===== Provided data =====

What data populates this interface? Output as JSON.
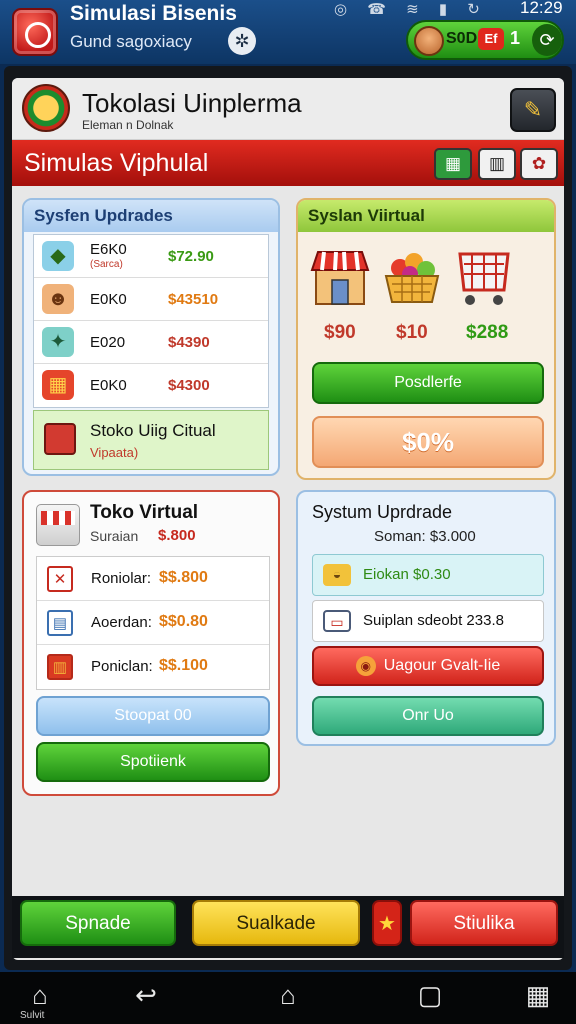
{
  "app": {
    "title": "Simulasi Bisenis",
    "subtitle": "Gund sagoxiacy",
    "coins_text": "S0D",
    "badge_text": "Ef",
    "count": "1",
    "status_time": "12:29"
  },
  "store": {
    "title": "Tokolasi Uinplerma",
    "subtitle": "Eleman n Dolnak",
    "banner_title": "Simulas Viphulal"
  },
  "system_upgrades": {
    "title": "Sysfen Updrades",
    "items": [
      {
        "name": "E6K0",
        "note": "(Sarca)",
        "price": "$72.90",
        "price_color": "#3a9a14",
        "icon": "coins-icon"
      },
      {
        "name": "E0K0",
        "note": "",
        "price": "$43510",
        "price_color": "#e07a12",
        "icon": "farmer-icon"
      },
      {
        "name": "E020",
        "note": "",
        "price": "$4390",
        "price_color": "#c0392b",
        "icon": "cash-icon"
      },
      {
        "name": "E0K0",
        "note": "",
        "price": "$4300",
        "price_color": "#c0392b",
        "icon": "basket-icon"
      }
    ],
    "featured": {
      "title": "Stoko Uiig Citual",
      "subtitle": "Vipaata)"
    }
  },
  "system_virtual": {
    "title": "Syslan Viirtual",
    "items": [
      {
        "icon": "shop-icon",
        "price": "$90",
        "price_color": "#c0392b"
      },
      {
        "icon": "fruit-basket-icon",
        "price": "$10",
        "price_color": "#c0392b"
      },
      {
        "icon": "cart-icon",
        "price": "$288",
        "price_color": "#2f9a14"
      }
    ],
    "primary_button": "Posdlerfe",
    "percent_button": "$0%"
  },
  "toko_virtual": {
    "title": "Toko Virtual",
    "sub_label": "Suraian",
    "sub_value": "$.800",
    "rows": [
      {
        "label": "Roniolar:",
        "price": "$$.800",
        "icon": "x-box-icon"
      },
      {
        "label": "Aoerdan:",
        "price": "$$0.80",
        "icon": "tablet-icon"
      },
      {
        "label": "Poniclan:",
        "price": "$$.100",
        "icon": "crate-icon"
      }
    ],
    "blue_button": "Stoopat 00",
    "green_button": "Spotiienk"
  },
  "system_upgrade": {
    "title": "Systum Uprdrade",
    "sub": "Soman: $3.000",
    "rows": [
      {
        "label": "Eiokan $0.30",
        "style": "highlight",
        "icon": "pot-icon"
      },
      {
        "label": "Suiplan sdeobt 233.8",
        "style": "plain",
        "icon": "frame-icon"
      }
    ],
    "red_button": "Uagour Gvalt-Iie",
    "teal_button": "Onr Uo"
  },
  "bottom_actions": {
    "left": "Spnade",
    "middle": "Sualkade",
    "right": "Stiulika"
  },
  "nav": {
    "home_label": "Sulvit"
  },
  "colors": {
    "brand_red": "#c72a1b",
    "accent_green": "#2f9a14",
    "app_bar_blue": "#0d3564"
  }
}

=====

§ **What the exercise asks**
Write out each entry exactly as given, but skip the pictures.

§ **Result of this task**
What data populates this interface? Output as JSON.
{
  "app": {
    "title": "Simulasi Bisenis",
    "subtitle": "Gund sagoxiacy",
    "coins_text": "S0D",
    "badge_text": "Ef",
    "count": "1",
    "status_time": "12:29"
  },
  "store": {
    "title": "Tokolasi Uinplerma",
    "subtitle": "Eleman n Dolnak",
    "banner_title": "Simulas Viphulal"
  },
  "system_upgrades": {
    "title": "Sysfen Updrades",
    "items": [
      {
        "name": "E6K0",
        "note": "(Sarca)",
        "price": "$72.90",
        "price_color": "#3a9a14",
        "icon": "coins-icon"
      },
      {
        "name": "E0K0",
        "note": "",
        "price": "$43510",
        "price_color": "#e07a12",
        "icon": "farmer-icon"
      },
      {
        "name": "E020",
        "note": "",
        "price": "$4390",
        "price_color": "#c0392b",
        "icon": "cash-icon"
      },
      {
        "name": "E0K0",
        "note": "",
        "price": "$4300",
        "price_color": "#c0392b",
        "icon": "basket-icon"
      }
    ],
    "featured": {
      "title": "Stoko Uiig Citual",
      "subtitle": "Vipaata)"
    }
  },
  "system_virtual": {
    "title": "Syslan Viirtual",
    "items": [
      {
        "icon": "shop-icon",
        "price": "$90",
        "price_color": "#c0392b"
      },
      {
        "icon": "fruit-basket-icon",
        "price": "$10",
        "price_color": "#c0392b"
      },
      {
        "icon": "cart-icon",
        "price": "$288",
        "price_color": "#2f9a14"
      }
    ],
    "primary_button": "Posdlerfe",
    "percent_button": "$0%"
  },
  "toko_virtual": {
    "title": "Toko Virtual",
    "sub_label": "Suraian",
    "sub_value": "$.800",
    "rows": [
      {
        "label": "Roniolar:",
        "price": "$$.800",
        "icon": "x-box-icon"
      },
      {
        "label": "Aoerdan:",
        "price": "$$0.80",
        "icon": "tablet-icon"
      },
      {
        "label": "Poniclan:",
        "price": "$$.100",
        "icon": "crate-icon"
      }
    ],
    "blue_button": "Stoopat 00",
    "green_button": "Spotiienk"
  },
  "system_upgrade": {
    "title": "Systum Uprdrade",
    "sub": "Soman: $3.000",
    "rows": [
      {
        "label": "Eiokan $0.30",
        "style": "highlight",
        "icon": "pot-icon"
      },
      {
        "label": "Suiplan sdeobt 233.8",
        "style": "plain",
        "icon": "frame-icon"
      }
    ],
    "red_button": "Uagour Gvalt-Iie",
    "teal_button": "Onr Uo"
  },
  "bottom_actions": {
    "left": "Spnade",
    "middle": "Sualkade",
    "right": "Stiulika"
  },
  "nav": {
    "home_label": "Sulvit"
  },
  "colors": {
    "brand_red": "#c72a1b",
    "accent_green": "#2f9a14",
    "app_bar_blue": "#0d3564"
  }
}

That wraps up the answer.